• [What is asked]: State how many lines in the listing below include the word "والسلام", and add nothing besides the number.

# # # # #

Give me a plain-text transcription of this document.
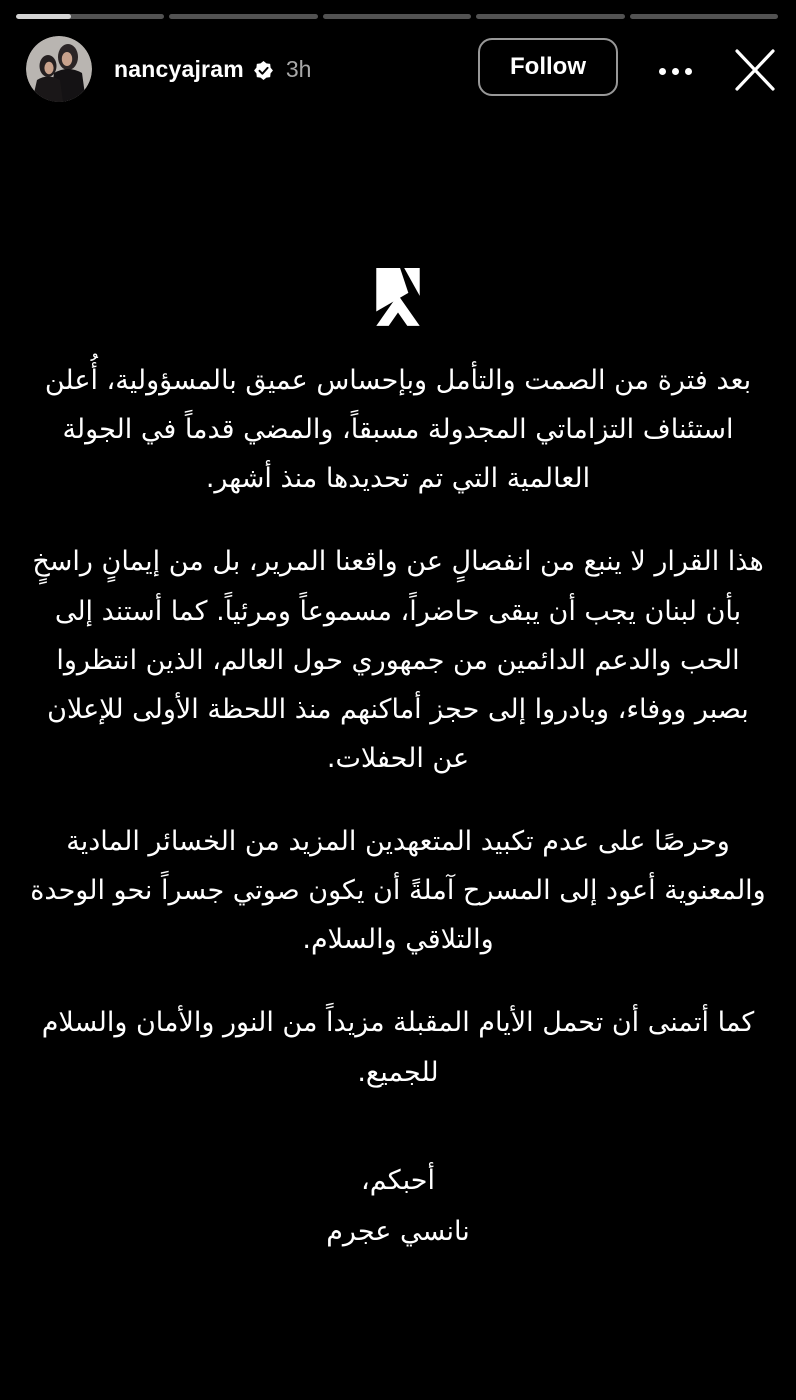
nancyajram 3h	Follow

بعد فترة من الصمت والتأمل وبإحساس عميق بالمسؤولية، أُعلن استئناف التزاماتي المجدولة مسبقاً، والمضي قدماً في الجولة العالمية التي تم تحديدها منذ أشهر.

هذا القرار لا ينبع من انفصالٍ عن واقعنا المرير، بل من إيمانٍ راسخٍ بأن لبنان يجب أن يبقى حاضراً، مسموعاً ومرئياً. كما أستند إلى الحب والدعم الدائمين من جمهوري حول العالم، الذين انتظروا بصبر ووفاء، وبادروا إلى حجز أماكنهم منذ اللحظة الأولى للإعلان عن الحفلات.

وحرصًا على عدم تكبيد المتعهدين المزيد من الخسائر المادية والمعنوية أعود إلى المسرح آملةً أن يكون صوتي جسراً نحو الوحدة والتلاقي والسلام.

كما أتمنى أن تحمل الأيام المقبلة مزيداً من النور والأمان والسلام للجميع.

أحبكم،
نانسي عجرم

# # # # #

• [The result]: 2